→ Passage extrait:

--------------------------------------------------

Toutes ces prises d’images ne laissent donc pas de place au doute. Il y a eu un problème lors de la descente qui a conduit à un crash.

A-t-on une explication?

Non, pas complètement ! Pour répondre à cette question, j’ai tout d’abord attendu de nombreux jours avant de rédiger cet article ! En effet, il n’est jamais bon de réagir en direct surtout lorsqu’on manque d’informations et d’analyses. A ce jour, tout le scénario n’a pas encore été reconstruit mais les grandes lignes sont connues. Voici les éléments qui sont connus à ce jour:

  • le 19 octobre à 14h42 GMT, le démonstrateur est entré dans l’atmosphère de Mars comme prévu.
  • après 6 minutes de descente, peu avant de toucher le sol, le contact a été perdu.
  • le bouclier thermique s’est éjecté trop tôt.
  • les rétrofusées n’ont fonctionné que 3 secondes, au lieu des 30 prévues.
  • l’analyse des différentes données tend à confirmer que le module aurait fini en chute libre depuis 2 à 4 km du sol. L’impact a donc été fatal à une vitesse proche de 300km/h.
  • l’orbiteur TGO a enregistré beaucoup de données. Les analyses prennent donc du temps car il y a de nombreuses hypothèses et il faut toutes les corréler aux données reçues.

A ce jour, lorsqu’on réfléchit aux circonstances de la descente, on a l’impression que le module a mal estimé son altitude. Était-ce une erreur de calcul? Une défaillance de l’altimètre ou alors des informations contradictoires? L’avenir nous le dira, c’est certain.

TGO va démarrer sa mission

Par contre, ExoMars 2016 n’est pas pour autant un échec. Certes Schiaparelli s’est crashé mais TGO va bien. Il est actuellement en orbite autour de Mars et en fait le tour en 4.2 jours. Ce dernier va entrer dans sa phase de préparation avec une série d’étalonnages pour le mois de novembre.

Il entrera pleinement en fonction au mois de mars 2017 avec 2 objectifs:

  • fournir une antenne relais de télécommunications pour ExoMars 2020.
  • étudier l’atmosphère de Mars.

ExoMars, ça continue

Certes, tout n’est pas expliqué pour l’instant mais l’ESA confirme la poursuite de la mission.  Comme je le disais précédemment, ExoMars 2016 est à la fois un échec et un succès. Même si Schiaparelli semble avoir explosé au sol, le module a toutefois réussi son entrée dans l’atmosphère. De même, la zone de crash est très proche de la zone prévue d’atterrissage ce qui tend à prouver que le système de guidage est bon.

N’oublions pas également qu’il s’agissait d’un démonstrateur d’entrée, de descente et d’atterrissage. Seule la troisième phase a échoué.

Enfin le module d’atterrissage sera fourni par l’agence spatiale russe. Sa conception sera donc différente et d’ici là, des corrections pourront (si besoin) être apportées sur la base de l’étude basée sur Schiaparelli.

--------------------------------------------------

→ Données affichées:
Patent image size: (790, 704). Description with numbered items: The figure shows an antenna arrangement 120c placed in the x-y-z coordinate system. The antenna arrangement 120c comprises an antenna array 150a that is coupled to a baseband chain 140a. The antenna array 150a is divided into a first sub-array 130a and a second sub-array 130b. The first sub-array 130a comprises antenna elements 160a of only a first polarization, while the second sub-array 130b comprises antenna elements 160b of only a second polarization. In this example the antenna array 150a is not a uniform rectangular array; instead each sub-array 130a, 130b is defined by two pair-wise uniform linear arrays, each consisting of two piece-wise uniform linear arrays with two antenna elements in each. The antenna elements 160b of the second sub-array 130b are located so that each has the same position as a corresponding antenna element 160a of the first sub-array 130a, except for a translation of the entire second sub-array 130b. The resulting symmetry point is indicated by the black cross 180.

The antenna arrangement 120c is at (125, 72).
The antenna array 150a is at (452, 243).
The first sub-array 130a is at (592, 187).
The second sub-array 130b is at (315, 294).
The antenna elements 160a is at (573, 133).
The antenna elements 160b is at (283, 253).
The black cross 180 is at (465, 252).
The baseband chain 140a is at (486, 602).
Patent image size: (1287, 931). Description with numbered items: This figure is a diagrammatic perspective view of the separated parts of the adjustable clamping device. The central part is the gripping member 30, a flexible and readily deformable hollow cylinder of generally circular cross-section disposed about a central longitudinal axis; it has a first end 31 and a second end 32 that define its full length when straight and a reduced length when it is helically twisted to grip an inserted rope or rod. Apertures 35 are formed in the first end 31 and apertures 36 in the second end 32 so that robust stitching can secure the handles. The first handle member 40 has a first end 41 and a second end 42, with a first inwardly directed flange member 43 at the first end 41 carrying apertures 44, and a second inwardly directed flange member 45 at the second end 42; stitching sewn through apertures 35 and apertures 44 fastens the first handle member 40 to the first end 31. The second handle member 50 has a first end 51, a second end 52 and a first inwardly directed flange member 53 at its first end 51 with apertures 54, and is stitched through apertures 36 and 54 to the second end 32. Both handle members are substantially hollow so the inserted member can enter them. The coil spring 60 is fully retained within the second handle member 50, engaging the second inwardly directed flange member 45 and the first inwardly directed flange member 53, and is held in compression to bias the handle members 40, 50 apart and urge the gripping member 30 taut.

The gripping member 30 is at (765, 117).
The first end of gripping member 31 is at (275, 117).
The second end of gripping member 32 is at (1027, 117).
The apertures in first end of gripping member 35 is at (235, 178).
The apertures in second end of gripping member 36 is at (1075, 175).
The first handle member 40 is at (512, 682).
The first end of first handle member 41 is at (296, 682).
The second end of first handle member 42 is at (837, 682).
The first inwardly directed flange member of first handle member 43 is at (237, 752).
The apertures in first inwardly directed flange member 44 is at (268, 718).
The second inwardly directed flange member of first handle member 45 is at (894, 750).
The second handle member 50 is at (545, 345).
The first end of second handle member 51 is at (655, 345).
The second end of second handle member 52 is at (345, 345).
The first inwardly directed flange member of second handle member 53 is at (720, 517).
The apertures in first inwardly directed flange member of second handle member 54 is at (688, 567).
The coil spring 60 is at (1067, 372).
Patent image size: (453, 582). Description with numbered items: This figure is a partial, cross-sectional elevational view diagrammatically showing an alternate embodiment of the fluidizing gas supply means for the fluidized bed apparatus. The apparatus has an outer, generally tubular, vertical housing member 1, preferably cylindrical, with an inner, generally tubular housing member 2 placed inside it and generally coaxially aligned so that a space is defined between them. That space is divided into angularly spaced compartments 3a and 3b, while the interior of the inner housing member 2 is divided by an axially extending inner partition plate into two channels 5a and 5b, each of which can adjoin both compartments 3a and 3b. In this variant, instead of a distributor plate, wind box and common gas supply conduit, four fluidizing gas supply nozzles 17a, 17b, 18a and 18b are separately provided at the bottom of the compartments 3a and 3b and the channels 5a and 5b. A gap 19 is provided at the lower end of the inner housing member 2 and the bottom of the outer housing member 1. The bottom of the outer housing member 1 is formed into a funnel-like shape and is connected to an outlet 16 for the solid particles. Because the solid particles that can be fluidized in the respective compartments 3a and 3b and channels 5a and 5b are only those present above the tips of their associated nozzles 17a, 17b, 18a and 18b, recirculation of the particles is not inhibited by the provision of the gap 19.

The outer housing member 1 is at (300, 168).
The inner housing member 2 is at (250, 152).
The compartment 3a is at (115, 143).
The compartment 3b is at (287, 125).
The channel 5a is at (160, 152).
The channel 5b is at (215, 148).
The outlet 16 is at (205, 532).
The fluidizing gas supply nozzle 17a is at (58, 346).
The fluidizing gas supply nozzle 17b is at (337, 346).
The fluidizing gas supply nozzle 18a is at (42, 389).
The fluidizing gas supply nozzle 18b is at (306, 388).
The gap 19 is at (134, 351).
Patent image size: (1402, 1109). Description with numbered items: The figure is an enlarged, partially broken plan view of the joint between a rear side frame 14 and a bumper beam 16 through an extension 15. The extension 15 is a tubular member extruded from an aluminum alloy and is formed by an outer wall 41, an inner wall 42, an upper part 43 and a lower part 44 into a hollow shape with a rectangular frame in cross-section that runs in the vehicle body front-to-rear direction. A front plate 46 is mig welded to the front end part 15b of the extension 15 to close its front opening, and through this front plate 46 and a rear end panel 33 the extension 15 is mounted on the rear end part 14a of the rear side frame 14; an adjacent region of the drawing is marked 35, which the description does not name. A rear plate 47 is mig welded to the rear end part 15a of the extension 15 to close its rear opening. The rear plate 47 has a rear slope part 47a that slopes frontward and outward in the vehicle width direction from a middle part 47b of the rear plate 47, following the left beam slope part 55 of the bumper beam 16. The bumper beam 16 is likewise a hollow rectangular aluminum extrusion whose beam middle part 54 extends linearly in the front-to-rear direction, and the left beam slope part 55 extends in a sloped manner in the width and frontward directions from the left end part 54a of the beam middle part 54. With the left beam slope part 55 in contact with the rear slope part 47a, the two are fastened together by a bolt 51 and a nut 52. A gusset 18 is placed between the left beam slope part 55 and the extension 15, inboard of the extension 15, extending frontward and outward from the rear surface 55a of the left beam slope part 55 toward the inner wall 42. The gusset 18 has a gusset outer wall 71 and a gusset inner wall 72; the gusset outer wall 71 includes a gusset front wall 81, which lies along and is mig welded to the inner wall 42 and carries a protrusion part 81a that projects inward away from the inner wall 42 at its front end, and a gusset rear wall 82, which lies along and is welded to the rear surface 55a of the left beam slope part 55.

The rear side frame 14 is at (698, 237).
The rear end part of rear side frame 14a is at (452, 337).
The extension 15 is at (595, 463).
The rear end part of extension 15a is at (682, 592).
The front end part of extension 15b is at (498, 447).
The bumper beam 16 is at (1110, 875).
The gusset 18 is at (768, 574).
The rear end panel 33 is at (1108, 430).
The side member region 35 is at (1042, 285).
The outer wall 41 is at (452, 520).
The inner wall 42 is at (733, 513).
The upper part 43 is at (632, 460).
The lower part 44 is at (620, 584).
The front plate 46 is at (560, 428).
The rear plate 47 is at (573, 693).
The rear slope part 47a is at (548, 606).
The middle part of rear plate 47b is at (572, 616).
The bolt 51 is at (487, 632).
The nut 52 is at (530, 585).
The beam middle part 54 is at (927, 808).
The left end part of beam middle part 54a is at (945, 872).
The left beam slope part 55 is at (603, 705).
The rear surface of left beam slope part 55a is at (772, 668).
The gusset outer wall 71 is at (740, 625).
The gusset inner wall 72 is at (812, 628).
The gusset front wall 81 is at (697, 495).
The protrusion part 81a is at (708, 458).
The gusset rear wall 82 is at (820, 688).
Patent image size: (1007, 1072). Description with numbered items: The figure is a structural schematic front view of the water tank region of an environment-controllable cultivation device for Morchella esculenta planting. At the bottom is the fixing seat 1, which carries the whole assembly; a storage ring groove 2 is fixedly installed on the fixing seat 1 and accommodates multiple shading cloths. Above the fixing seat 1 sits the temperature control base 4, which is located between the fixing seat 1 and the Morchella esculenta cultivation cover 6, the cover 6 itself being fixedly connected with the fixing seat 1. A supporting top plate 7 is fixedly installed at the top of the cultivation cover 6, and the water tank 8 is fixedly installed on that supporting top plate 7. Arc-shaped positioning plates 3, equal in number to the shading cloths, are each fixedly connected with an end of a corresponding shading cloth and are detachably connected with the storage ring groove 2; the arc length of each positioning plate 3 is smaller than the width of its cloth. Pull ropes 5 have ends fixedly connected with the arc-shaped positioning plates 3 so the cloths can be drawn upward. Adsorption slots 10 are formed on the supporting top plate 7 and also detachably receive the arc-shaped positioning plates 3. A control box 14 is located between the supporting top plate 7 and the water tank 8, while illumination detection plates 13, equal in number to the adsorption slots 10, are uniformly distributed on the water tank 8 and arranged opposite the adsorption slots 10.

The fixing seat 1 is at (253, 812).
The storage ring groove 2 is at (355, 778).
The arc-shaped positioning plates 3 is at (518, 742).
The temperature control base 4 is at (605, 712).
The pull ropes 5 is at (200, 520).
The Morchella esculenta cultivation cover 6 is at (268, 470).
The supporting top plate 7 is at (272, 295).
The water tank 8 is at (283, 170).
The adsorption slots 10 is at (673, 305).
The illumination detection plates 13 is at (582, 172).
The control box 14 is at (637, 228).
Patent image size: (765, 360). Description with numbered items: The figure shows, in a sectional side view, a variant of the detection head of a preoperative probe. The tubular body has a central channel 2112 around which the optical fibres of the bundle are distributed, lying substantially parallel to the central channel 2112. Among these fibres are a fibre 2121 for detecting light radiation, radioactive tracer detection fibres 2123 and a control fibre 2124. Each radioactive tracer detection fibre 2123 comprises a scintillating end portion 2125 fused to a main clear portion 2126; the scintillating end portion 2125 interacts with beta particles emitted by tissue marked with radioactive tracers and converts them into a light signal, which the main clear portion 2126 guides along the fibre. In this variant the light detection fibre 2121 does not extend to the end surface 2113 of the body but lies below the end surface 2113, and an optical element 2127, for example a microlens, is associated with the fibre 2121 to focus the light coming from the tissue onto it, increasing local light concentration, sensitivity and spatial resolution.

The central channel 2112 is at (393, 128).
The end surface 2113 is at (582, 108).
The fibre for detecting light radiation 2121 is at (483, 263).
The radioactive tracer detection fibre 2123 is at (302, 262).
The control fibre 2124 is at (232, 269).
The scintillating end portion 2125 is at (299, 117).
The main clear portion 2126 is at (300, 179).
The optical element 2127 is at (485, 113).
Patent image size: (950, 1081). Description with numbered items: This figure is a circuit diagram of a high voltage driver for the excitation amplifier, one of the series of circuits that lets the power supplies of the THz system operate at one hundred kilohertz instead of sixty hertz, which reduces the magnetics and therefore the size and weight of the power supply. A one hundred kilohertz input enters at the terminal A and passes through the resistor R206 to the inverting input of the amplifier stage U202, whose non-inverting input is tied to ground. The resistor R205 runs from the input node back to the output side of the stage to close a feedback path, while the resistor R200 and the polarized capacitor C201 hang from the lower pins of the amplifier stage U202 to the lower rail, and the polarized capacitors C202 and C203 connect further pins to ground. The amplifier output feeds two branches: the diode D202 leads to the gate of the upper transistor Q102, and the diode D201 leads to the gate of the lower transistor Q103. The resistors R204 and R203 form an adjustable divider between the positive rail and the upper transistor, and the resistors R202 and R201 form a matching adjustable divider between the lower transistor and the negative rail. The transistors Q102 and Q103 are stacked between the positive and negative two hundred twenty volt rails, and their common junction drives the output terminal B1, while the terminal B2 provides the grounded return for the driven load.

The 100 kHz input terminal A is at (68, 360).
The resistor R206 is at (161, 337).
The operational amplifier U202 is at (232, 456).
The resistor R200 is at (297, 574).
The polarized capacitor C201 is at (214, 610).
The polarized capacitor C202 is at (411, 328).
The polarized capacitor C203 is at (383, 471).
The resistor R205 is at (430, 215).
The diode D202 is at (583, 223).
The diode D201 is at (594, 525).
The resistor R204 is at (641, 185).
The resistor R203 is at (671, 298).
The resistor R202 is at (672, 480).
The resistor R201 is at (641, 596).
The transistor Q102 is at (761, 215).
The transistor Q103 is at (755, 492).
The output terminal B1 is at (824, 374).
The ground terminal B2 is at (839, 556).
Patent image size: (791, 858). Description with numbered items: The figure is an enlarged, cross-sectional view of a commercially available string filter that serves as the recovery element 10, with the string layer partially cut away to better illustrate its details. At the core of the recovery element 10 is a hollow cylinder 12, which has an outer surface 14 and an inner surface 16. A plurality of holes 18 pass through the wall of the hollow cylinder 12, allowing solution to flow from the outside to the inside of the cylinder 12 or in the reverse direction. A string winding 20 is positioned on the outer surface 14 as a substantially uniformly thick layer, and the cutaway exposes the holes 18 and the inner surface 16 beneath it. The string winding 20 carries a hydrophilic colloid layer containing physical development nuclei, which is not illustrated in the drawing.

--------------------------------------------------

→ Tâches à réaliser:
A – Recopiez à l'identique le passage de l'extrait sur ExoMars qui commence par « Par contre, ExoMars » et se poursuit jusqu'à « mois de novembre. ».
B – D'après l'extrait sur ExoMars, combien de temps les rétrofusées ont-elles fonctionné ?
Les données ne jouent aucun rôle ici.

→ Résultats des tâches:
A –
Par contre, ExoMars 2016 n’est pas pour autant un échec. Certes Schiaparelli s’est crashé mais TGO va bien. Il est actuellement en orbite autour de Mars et en fait le tour en 4.2 jours. Ce dernier va entrer dans sa phase de préparation avec une série d’étalonnages pour le mois de novembre.

B – 3 secondes, au lieu des 30 prévues.